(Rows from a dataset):
_ _ _

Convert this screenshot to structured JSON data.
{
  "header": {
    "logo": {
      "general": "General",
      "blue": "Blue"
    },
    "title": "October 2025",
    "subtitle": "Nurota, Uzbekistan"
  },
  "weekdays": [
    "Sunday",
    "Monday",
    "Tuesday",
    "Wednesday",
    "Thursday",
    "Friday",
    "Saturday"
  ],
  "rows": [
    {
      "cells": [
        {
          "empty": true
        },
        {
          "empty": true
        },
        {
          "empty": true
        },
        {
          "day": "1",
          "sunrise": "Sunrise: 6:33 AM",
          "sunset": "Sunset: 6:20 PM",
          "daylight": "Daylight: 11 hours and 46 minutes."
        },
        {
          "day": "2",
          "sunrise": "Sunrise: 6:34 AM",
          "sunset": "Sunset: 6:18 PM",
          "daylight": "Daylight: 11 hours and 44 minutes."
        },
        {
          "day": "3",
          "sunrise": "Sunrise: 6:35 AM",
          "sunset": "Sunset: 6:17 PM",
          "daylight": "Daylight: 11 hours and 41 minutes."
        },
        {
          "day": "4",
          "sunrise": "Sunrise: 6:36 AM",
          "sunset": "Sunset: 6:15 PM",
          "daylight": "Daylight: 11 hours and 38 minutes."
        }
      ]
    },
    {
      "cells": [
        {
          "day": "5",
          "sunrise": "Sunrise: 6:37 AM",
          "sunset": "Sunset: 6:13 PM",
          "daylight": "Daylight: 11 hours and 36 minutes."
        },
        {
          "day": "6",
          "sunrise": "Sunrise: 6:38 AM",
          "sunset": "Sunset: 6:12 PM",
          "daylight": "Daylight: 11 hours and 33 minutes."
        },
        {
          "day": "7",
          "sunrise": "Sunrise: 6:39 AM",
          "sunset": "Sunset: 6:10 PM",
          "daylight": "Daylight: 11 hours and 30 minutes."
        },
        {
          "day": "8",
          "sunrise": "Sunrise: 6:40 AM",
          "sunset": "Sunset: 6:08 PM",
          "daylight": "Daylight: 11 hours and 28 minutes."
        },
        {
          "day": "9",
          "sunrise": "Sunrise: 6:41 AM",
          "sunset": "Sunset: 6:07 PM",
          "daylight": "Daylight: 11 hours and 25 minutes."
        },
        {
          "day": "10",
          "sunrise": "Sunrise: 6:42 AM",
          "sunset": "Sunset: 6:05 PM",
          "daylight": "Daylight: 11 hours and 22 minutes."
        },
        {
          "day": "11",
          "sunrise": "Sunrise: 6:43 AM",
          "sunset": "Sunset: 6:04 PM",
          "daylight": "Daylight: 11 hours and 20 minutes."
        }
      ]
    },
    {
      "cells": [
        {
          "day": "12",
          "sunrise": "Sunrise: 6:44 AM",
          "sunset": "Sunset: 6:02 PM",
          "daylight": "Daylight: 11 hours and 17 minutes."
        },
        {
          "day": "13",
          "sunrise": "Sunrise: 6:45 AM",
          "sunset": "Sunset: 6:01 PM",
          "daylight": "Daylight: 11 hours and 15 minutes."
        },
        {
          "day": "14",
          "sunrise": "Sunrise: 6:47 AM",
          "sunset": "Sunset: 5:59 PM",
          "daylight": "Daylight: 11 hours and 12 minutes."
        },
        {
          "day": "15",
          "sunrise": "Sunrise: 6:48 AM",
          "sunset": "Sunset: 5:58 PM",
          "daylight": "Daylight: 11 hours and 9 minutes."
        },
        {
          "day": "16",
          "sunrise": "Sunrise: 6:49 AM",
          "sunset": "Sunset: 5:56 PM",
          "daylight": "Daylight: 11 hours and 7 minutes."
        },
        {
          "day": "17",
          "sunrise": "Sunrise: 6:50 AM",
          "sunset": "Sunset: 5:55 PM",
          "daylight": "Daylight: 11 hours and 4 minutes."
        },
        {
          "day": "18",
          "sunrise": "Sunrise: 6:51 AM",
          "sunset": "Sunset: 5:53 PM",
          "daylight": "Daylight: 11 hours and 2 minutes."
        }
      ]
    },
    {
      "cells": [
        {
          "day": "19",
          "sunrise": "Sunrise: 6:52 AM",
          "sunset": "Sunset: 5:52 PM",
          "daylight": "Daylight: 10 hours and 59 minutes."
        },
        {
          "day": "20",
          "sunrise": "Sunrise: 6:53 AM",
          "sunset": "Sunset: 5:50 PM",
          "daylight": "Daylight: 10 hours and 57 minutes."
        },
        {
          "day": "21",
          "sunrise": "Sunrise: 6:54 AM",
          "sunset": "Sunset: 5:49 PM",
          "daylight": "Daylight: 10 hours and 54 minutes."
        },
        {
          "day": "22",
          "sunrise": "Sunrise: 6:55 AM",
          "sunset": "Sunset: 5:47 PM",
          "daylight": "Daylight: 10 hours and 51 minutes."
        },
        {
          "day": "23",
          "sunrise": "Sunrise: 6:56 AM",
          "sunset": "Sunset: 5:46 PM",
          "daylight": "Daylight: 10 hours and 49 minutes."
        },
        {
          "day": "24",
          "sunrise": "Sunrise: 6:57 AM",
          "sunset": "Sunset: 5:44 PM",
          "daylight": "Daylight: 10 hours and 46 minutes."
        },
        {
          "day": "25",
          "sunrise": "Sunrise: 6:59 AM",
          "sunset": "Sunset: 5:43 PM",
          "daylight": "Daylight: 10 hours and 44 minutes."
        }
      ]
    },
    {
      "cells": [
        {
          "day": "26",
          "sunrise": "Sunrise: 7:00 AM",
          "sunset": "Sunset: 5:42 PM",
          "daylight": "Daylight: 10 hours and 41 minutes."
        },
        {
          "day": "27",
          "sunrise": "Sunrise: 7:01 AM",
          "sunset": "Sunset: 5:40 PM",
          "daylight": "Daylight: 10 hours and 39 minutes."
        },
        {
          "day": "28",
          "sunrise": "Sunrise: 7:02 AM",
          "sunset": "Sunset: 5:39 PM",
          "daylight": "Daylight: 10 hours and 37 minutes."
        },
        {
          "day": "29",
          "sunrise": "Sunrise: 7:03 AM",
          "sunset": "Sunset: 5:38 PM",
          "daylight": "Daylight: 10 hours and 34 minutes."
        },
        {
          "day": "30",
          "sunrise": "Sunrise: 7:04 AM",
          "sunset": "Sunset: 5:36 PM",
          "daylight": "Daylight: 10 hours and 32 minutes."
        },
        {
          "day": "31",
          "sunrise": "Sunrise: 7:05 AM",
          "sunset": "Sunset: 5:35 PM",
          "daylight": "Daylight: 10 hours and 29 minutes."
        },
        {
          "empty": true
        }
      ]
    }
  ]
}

_ _ _

(WORK TO COMPLETE): Extract all of the data exactly as written.

(COMPLETE ANSWER):
Convert this screenshot to structured JSON data.
{
  "header": {
    "logo": {
      "general": "General",
      "blue": "Blue"
    },
    "title": "October 2025",
    "subtitle": "Nurota, Uzbekistan"
  },
  "weekdays": [
    "Sunday",
    "Monday",
    "Tuesday",
    "Wednesday",
    "Thursday",
    "Friday",
    "Saturday"
  ],
  "rows": [
    {
      "cells": [
        {
          "empty": true
        },
        {
          "empty": true
        },
        {
          "empty": true
        },
        {
          "day": "1",
          "sunrise": "Sunrise: 6:33 AM",
          "sunset": "Sunset: 6:20 PM",
          "daylight": "Daylight: 11 hours and 46 minutes."
        },
        {
          "day": "2",
          "sunrise": "Sunrise: 6:34 AM",
          "sunset": "Sunset: 6:18 PM",
          "daylight": "Daylight: 11 hours and 44 minutes."
        },
        {
          "day": "3",
          "sunrise": "Sunrise: 6:35 AM",
          "sunset": "Sunset: 6:17 PM",
          "daylight": "Daylight: 11 hours and 41 minutes."
        },
        {
          "day": "4",
          "sunrise": "Sunrise: 6:36 AM",
          "sunset": "Sunset: 6:15 PM",
          "daylight": "Daylight: 11 hours and 38 minutes."
        }
      ]
    },
    {
      "cells": [
        {
          "day": "5",
          "sunrise": "Sunrise: 6:37 AM",
          "sunset": "Sunset: 6:13 PM",
          "daylight": "Daylight: 11 hours and 36 minutes."
        },
        {
          "day": "6",
          "sunrise": "Sunrise: 6:38 AM",
          "sunset": "Sunset: 6:12 PM",
          "daylight": "Daylight: 11 hours and 33 minutes."
        },
        {
          "day": "7",
          "sunrise": "Sunrise: 6:39 AM",
          "sunset": "Sunset: 6:10 PM",
          "daylight": "Daylight: 11 hours and 30 minutes."
        },
        {
          "day": "8",
          "sunrise": "Sunrise: 6:40 AM",
          "sunset": "Sunset: 6:08 PM",
          "daylight": "Daylight: 11 hours and 28 minutes."
        },
        {
          "day": "9",
          "sunrise": "Sunrise: 6:41 AM",
          "sunset": "Sunset: 6:07 PM",
          "daylight": "Daylight: 11 hours and 25 minutes."
        },
        {
          "day": "10",
          "sunrise": "Sunrise: 6:42 AM",
          "sunset": "Sunset: 6:05 PM",
          "daylight": "Daylight: 11 hours and 22 minutes."
        },
        {
          "day": "11",
          "sunrise": "Sunrise: 6:43 AM",
          "sunset": "Sunset: 6:04 PM",
          "daylight": "Daylight: 11 hours and 20 minutes."
        }
      ]
    },
    {
      "cells": [
        {
          "day": "12",
          "sunrise": "Sunrise: 6:44 AM",
          "sunset": "Sunset: 6:02 PM",
          "daylight": "Daylight: 11 hours and 17 minutes."
        },
        {
          "day": "13",
          "sunrise": "Sunrise: 6:45 AM",
          "sunset": "Sunset: 6:01 PM",
          "daylight": "Daylight: 11 hours and 15 minutes."
        },
        {
          "day": "14",
          "sunrise": "Sunrise: 6:47 AM",
          "sunset": "Sunset: 5:59 PM",
          "daylight": "Daylight: 11 hours and 12 minutes."
        },
        {
          "day": "15",
          "sunrise": "Sunrise: 6:48 AM",
          "sunset": "Sunset: 5:58 PM",
          "daylight": "Daylight: 11 hours and 9 minutes."
        },
        {
          "day": "16",
          "sunrise": "Sunrise: 6:49 AM",
          "sunset": "Sunset: 5:56 PM",
          "daylight": "Daylight: 11 hours and 7 minutes."
        },
        {
          "day": "17",
          "sunrise": "Sunrise: 6:50 AM",
          "sunset": "Sunset: 5:55 PM",
          "daylight": "Daylight: 11 hours and 4 minutes."
        },
        {
          "day": "18",
          "sunrise": "Sunrise: 6:51 AM",
          "sunset": "Sunset: 5:53 PM",
          "daylight": "Daylight: 11 hours and 2 minutes."
        }
      ]
    },
    {
      "cells": [
        {
          "day": "19",
          "sunrise": "Sunrise: 6:52 AM",
          "sunset": "Sunset: 5:52 PM",
          "daylight": "Daylight: 10 hours and 59 minutes."
        },
        {
          "day": "20",
          "sunrise": "Sunrise: 6:53 AM",
          "sunset": "Sunset: 5:50 PM",
          "daylight": "Daylight: 10 hours and 57 minutes."
        },
        {
          "day": "21",
          "sunrise": "Sunrise: 6:54 AM",
          "sunset": "Sunset: 5:49 PM",
          "daylight": "Daylight: 10 hours and 54 minutes."
        },
        {
          "day": "22",
          "sunrise": "Sunrise: 6:55 AM",
          "sunset": "Sunset: 5:47 PM",
          "daylight": "Daylight: 10 hours and 51 minutes."
        },
        {
          "day": "23",
          "sunrise": "Sunrise: 6:56 AM",
          "sunset": "Sunset: 5:46 PM",
          "daylight": "Daylight: 10 hours and 49 minutes."
        },
        {
          "day": "24",
          "sunrise": "Sunrise: 6:57 AM",
          "sunset": "Sunset: 5:44 PM",
          "daylight": "Daylight: 10 hours and 46 minutes."
        },
        {
          "day": "25",
          "sunrise": "Sunrise: 6:59 AM",
          "sunset": "Sunset: 5:43 PM",
          "daylight": "Daylight: 10 hours and 44 minutes."
        }
      ]
    },
    {
      "cells": [
        {
          "day": "26",
          "sunrise": "Sunrise: 7:00 AM",
          "sunset": "Sunset: 5:42 PM",
          "daylight": "Daylight: 10 hours and 41 minutes."
        },
        {
          "day": "27",
          "sunrise": "Sunrise: 7:01 AM",
          "sunset": "Sunset: 5:40 PM",
          "daylight": "Daylight: 10 hours and 39 minutes."
        },
        {
          "day": "28",
          "sunrise": "Sunrise: 7:02 AM",
          "sunset": "Sunset: 5:39 PM",
          "daylight": "Daylight: 10 hours and 37 minutes."
        },
        {
          "day": "29",
          "sunrise": "Sunrise: 7:03 AM",
          "sunset": "Sunset: 5:38 PM",
          "daylight": "Daylight: 10 hours and 34 minutes."
        },
        {
          "day": "30",
          "sunrise": "Sunrise: 7:04 AM",
          "sunset": "Sunset: 5:36 PM",
          "daylight": "Daylight: 10 hours and 32 minutes."
        },
        {
          "day": "31",
          "sunrise": "Sunrise: 7:05 AM",
          "sunset": "Sunset: 5:35 PM",
          "daylight": "Daylight: 10 hours and 29 minutes."
        },
        {
          "empty": true
        }
      ]
    }
  ]
}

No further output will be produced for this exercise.